# [STATED GOAL]
Show all lines from the data that include the word "KOTA".

++++ TASK INPUT ++++

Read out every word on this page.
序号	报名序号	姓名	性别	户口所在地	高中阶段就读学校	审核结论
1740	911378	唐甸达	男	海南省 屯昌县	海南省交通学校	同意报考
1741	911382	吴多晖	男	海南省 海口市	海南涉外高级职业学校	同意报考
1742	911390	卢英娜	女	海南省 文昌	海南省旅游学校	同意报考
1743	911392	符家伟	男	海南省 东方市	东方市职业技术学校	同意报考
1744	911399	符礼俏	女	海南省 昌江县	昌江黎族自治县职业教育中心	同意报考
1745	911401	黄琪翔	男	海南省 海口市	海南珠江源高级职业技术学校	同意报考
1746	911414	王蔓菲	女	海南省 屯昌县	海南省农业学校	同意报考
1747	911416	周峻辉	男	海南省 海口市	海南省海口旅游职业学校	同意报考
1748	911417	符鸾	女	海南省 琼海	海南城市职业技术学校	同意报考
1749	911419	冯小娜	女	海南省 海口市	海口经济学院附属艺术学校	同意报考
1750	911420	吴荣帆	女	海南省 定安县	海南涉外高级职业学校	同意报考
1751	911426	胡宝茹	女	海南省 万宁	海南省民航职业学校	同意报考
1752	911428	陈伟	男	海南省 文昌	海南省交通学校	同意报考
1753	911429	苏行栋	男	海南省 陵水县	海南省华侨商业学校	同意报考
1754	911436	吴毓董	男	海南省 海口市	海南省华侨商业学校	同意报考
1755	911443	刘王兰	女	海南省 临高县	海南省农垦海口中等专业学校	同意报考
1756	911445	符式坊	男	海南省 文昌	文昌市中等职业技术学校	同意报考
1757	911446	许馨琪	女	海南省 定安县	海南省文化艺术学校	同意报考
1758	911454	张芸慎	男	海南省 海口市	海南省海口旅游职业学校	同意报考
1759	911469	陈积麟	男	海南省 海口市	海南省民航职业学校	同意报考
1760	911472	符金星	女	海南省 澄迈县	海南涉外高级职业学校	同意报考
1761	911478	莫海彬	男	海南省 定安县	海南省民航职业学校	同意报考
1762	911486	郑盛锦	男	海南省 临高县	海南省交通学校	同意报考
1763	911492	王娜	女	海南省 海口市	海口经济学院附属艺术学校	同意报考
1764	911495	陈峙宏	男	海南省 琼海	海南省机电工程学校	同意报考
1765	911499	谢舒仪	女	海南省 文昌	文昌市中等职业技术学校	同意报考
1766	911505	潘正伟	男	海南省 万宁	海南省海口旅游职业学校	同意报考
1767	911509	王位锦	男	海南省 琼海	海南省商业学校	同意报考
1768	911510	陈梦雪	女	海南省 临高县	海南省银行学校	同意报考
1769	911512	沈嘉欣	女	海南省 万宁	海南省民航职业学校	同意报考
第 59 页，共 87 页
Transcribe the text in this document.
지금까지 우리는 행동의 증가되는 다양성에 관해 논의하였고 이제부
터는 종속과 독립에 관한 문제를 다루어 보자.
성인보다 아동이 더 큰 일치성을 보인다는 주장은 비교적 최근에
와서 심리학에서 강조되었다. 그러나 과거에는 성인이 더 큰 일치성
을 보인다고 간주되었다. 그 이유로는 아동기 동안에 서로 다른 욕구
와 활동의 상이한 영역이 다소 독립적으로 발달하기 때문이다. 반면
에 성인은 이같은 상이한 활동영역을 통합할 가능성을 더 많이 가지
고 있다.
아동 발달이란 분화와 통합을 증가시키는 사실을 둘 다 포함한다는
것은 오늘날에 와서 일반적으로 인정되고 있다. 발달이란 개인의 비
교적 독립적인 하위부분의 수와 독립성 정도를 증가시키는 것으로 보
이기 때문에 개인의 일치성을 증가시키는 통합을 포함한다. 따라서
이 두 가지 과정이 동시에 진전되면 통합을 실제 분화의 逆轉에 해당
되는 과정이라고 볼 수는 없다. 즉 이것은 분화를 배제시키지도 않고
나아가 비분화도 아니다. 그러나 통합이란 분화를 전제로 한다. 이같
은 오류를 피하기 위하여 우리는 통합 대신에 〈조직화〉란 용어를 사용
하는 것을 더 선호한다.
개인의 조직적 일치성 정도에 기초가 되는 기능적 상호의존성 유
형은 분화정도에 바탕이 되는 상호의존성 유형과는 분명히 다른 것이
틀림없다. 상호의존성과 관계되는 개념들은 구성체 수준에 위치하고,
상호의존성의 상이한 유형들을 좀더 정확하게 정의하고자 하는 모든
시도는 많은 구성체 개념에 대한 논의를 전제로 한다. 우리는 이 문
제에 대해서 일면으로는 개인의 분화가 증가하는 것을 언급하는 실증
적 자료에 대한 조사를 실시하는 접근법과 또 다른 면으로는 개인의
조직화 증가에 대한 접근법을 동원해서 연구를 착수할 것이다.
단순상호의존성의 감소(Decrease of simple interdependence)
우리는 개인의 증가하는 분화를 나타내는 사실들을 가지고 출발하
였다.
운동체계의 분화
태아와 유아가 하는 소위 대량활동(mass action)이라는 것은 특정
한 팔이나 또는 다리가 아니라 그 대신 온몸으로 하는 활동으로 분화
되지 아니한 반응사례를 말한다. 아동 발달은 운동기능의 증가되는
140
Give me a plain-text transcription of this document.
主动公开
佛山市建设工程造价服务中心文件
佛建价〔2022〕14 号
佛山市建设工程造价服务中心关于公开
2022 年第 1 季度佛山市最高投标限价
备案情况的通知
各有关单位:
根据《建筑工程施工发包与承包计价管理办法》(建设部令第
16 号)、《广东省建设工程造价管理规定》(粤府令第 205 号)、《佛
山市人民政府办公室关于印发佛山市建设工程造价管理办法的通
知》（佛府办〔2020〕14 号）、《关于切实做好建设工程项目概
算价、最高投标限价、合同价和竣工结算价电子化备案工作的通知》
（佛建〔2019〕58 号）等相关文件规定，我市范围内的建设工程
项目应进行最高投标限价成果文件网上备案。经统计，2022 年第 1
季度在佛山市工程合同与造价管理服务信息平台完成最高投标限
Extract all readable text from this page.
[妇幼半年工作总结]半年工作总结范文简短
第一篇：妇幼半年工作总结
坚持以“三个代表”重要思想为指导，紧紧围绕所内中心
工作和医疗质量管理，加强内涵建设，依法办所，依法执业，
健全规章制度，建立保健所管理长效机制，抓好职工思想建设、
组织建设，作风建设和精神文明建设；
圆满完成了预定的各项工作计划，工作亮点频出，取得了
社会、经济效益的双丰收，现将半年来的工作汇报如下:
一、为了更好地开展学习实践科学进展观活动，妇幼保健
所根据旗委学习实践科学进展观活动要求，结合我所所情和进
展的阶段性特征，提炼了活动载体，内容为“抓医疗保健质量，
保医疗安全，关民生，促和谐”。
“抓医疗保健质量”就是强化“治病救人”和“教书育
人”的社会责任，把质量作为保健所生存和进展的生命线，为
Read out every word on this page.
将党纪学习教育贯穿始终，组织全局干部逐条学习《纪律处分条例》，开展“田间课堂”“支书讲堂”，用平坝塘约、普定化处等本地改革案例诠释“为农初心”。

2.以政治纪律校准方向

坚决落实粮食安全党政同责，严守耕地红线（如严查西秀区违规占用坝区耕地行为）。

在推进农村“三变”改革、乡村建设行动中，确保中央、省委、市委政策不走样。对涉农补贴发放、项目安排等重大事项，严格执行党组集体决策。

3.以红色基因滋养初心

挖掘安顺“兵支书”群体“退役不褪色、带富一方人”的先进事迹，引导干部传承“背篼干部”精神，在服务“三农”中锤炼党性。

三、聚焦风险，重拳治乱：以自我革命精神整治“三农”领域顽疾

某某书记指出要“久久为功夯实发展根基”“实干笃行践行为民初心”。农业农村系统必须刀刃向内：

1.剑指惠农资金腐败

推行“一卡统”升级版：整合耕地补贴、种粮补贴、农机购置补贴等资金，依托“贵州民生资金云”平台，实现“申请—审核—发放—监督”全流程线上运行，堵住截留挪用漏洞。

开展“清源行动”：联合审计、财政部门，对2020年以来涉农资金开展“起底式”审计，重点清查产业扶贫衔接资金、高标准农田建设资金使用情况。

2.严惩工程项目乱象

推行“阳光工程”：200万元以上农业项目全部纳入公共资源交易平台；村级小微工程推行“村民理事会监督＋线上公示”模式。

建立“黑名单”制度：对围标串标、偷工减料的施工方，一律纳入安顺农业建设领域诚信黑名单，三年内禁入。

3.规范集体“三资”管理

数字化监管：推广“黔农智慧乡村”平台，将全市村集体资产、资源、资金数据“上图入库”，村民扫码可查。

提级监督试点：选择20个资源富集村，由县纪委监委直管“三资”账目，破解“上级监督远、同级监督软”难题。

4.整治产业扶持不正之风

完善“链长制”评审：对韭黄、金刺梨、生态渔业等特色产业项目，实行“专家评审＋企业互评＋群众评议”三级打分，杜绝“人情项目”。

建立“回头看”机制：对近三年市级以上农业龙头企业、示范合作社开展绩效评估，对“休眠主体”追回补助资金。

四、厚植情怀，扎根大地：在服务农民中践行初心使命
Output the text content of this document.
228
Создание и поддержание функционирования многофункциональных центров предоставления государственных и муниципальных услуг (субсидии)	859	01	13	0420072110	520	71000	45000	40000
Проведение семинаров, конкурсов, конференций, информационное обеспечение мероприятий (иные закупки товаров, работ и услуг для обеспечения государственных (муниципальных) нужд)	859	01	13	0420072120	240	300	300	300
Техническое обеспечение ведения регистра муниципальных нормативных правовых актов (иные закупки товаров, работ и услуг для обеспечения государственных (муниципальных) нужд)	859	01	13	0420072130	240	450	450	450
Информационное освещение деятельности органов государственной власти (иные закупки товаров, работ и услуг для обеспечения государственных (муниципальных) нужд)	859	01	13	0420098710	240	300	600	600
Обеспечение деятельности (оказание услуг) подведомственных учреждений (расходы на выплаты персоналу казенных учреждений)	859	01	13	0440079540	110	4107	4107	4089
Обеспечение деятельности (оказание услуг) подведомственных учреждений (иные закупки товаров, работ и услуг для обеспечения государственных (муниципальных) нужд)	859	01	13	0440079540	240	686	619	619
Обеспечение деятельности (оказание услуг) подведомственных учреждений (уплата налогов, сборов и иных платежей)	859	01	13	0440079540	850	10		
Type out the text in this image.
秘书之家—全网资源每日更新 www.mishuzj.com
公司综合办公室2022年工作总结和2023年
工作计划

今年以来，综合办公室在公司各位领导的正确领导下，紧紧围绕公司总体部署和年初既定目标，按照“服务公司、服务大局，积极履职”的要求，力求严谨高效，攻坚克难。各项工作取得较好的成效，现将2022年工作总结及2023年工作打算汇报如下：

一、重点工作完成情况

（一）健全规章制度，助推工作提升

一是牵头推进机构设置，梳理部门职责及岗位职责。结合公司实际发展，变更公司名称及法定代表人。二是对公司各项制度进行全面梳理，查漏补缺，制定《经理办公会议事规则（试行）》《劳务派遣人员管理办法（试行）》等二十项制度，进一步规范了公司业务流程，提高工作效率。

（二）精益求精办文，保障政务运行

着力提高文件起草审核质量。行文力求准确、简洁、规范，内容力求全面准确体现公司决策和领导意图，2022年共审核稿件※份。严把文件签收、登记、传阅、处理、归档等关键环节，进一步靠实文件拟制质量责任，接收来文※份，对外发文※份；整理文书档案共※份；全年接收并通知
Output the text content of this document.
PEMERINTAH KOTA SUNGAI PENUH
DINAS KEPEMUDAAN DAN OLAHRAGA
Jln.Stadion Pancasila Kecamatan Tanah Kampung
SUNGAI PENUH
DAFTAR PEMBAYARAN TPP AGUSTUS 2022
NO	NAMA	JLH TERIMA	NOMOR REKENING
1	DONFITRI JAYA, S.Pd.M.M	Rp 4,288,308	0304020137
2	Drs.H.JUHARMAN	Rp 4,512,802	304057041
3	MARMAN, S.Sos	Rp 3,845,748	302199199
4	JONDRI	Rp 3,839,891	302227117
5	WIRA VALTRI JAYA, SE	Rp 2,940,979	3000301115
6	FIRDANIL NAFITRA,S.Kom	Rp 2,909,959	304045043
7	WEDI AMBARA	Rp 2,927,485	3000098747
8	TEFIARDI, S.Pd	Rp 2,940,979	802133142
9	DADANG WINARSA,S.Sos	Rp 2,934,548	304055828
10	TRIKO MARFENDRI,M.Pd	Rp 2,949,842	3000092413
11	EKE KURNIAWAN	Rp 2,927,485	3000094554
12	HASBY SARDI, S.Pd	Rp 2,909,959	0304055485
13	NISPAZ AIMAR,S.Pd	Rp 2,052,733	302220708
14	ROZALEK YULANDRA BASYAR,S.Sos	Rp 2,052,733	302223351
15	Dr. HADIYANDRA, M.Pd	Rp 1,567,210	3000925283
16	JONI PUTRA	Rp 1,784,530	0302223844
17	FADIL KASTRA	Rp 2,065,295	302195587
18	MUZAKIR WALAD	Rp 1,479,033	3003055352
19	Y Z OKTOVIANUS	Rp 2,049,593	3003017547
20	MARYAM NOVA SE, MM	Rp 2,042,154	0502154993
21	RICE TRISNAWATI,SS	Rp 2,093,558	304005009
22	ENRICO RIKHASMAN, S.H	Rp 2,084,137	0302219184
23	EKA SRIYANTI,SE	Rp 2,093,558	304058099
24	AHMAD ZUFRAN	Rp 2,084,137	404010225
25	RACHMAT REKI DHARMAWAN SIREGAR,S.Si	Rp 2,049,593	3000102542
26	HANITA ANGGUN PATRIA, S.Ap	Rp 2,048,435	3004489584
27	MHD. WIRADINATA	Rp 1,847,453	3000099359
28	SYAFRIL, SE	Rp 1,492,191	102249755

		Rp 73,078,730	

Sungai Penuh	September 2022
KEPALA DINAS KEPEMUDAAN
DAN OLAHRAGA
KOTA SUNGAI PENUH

++++

# [WRITTEN ANSWER]
PEMERINTAH KOTA SUNGAI PENUH
KOTA SUNGAI PENUH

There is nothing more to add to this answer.